> GIVEN PROBLEM:
In the article on the Paramount sale, write out word for word the passage from "The consummation of" to "as its president.".

> EXTRACT PROVIDED:
☆ ☆ ☆ ☆ ☆
In a landmark deal that will shake up the entertainment landscape, Shari Redstone has agreed to sell control of Paramount Global to a consortium led by Skydance, the production company led by David Ellison, and Gerry Cardinale’s RedBird Capital.

The sale, assuming it is approved by regulators and completed (and assuming a better bid does not emerge), would see Skydance acquire Redstone’s majority stake in National Amusements, which in turn would secure control of Paramount, the owner of the Paramount film and TV studios, Paramount+, CBS, and cable channels like Nickelodeon, MTV and Comedy Central.

The consummation of the deal is the culmination of months of “will they or won’t they” speculation, with the Skydance consortium beginning talks late last year, only to see multiple rounds of negotiations fall apart when Redstone rejected the deal in place at the 11th hour last month.

The two sides, however, continued talking, leading to a new deal that secured Redstone’s approval.

Once the deal closes, the plan is for Paramount to acquire Skydance, which in turn will install its own leadership team at the stories entertainment company. Ellison will be CEO, with former NBCUniversal CEO Jeff Shell (currently working at RedBird) set to run the company day-to-day as its president.

Skydance had to sweeten its deal offer in hopes of ensuring more value for non-voting Paramount shareholders who had complained that initial deal offers had guaranteed Redstone a premium but would have diluted them, giving them the short end of the stick.

According to the companies, the SKydance consortium will “invest $2.4 billion to acquire National Amusements for cash and $4.5 billion for the stock/cash merger consideration to be paid for publicly traded Class A shares and Class B shares, as well as $1.5 billion of primary capital to be added to Paramount’s balance sheet”

The deal not only buys out Redstone’s stake, but also allows pother Class A and Class B shareholders to cash out as well at $23 per share and $15 per share, respectively. Skydance says when it is all said and done, it expects to own 70% of shares outstanding.

The all-stock deal to merge Skydance into Paramount will value Ellison’s studio ay $4.75 billion.

National Amusements is a regional movie theater chain; however, Sumner Redstone turned it into a media behemoth by acquiring Viacom, Paramount and CBS. National Amusements owns only about 10 percent of Paramount’s equity, but it controls about 80 percent of its voting stock, giving it control of the entertainment firm.

Shari Redstone has run the company since her father’s death in 2020.

“In 1987, my father, Sumner Redstone, acquired Viacom and began assembling and growing the businesses today known as Paramount Global,” Redstone said in a statement Sunday night. “He had a vision that ‘content was king’ and was always committed to delivering great content for all audiences around the world. That vision has remained at the core of Paramount’s success and our accomplishments are a direct result of the incredibly talented, creative, and dedicated individuals who work at the company.

“Given the changes in the industry, we want to fortify Paramount for the future while ensuring that content remains king,” she continued. “Our hope is that the Skydance transaction will enable Paramount’s continued success in this rapidly changing environment. As a longtime production partner to Paramount, Skydance knows Paramount well and has a clear strategic vision and the resources to take it to its next stage of growth. We believe in Paramount and we always will.”
☆ ☆ ☆ ☆ ☆
> Annotated element entries:
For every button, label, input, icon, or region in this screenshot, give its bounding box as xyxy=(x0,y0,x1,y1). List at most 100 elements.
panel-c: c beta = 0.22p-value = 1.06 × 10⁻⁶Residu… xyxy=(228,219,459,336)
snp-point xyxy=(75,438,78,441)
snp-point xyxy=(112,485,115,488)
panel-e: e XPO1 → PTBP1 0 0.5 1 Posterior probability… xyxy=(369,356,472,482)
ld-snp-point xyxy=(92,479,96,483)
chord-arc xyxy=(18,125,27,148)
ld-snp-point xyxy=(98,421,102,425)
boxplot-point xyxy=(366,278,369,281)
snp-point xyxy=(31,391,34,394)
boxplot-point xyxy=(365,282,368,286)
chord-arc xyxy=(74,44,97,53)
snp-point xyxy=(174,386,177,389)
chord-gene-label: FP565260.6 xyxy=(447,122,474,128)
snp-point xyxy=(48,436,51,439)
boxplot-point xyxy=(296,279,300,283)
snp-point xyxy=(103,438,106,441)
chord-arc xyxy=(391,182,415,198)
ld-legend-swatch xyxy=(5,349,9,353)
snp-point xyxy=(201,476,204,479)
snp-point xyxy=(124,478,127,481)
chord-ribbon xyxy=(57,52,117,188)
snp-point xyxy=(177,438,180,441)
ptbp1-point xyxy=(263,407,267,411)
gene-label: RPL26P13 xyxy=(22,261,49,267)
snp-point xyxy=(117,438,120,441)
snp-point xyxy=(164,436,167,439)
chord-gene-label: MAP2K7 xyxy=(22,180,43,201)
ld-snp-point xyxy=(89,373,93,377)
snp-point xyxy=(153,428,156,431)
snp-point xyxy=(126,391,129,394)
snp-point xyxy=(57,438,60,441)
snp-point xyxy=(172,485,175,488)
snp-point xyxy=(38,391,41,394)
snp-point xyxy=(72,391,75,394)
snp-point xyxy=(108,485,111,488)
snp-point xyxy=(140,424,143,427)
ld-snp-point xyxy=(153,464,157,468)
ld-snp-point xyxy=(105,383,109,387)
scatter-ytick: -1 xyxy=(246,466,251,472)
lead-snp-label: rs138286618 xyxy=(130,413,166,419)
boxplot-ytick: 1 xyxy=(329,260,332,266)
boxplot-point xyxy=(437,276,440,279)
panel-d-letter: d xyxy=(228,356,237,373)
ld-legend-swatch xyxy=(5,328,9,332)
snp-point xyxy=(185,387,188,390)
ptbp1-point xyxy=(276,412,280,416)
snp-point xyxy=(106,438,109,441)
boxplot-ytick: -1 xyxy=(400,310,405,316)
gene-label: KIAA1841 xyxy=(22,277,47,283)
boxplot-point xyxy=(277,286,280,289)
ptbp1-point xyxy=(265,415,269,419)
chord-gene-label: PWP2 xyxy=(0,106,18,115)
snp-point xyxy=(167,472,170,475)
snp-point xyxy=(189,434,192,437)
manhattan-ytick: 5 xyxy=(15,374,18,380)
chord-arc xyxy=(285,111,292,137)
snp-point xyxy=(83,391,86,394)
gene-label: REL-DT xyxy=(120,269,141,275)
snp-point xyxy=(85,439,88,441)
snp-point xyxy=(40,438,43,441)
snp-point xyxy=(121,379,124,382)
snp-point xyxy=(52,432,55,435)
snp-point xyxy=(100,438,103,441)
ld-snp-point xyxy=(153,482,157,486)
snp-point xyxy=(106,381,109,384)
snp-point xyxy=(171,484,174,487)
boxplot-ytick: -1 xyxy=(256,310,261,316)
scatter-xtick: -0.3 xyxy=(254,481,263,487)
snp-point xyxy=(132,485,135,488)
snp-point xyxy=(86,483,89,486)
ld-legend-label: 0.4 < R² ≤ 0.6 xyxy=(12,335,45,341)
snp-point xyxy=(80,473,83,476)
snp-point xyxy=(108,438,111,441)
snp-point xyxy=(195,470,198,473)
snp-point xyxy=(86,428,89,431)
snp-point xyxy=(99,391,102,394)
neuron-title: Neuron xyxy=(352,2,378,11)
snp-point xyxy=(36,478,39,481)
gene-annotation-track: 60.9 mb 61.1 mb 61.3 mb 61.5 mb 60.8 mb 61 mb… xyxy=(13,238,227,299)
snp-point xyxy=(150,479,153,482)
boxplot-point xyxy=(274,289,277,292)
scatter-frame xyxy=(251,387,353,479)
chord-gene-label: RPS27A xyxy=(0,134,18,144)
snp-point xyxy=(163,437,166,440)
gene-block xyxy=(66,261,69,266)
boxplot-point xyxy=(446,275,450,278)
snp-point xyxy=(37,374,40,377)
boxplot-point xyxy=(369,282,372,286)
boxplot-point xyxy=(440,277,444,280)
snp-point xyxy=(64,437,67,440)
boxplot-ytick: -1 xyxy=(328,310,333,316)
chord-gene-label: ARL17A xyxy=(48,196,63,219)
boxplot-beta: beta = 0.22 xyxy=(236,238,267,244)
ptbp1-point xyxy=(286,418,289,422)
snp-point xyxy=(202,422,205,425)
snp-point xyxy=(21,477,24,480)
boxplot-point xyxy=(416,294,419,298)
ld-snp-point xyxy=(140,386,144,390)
☆ ☆ ☆ ☆ ☆
> CORRECT OUTPUT:
The consummation of the deal is the culmination of months of “will they or won’t they” speculation, with the Skydance consortium beginning talks late last year, only to see multiple rounds of negotiations fall apart when Redstone rejected the deal in place at the 11th hour last month.

The two sides, however, continued talking, leading to a new deal that secured Redstone’s approval.

Once the deal closes, the plan is for Paramount to acquire Skydance, which in turn will install its own leadership team at the stories entertainment company. Ellison will be CEO, with former NBCUniversal CEO Jeff Shell (currently working at RedBird) set to run the company day-to-day as its president.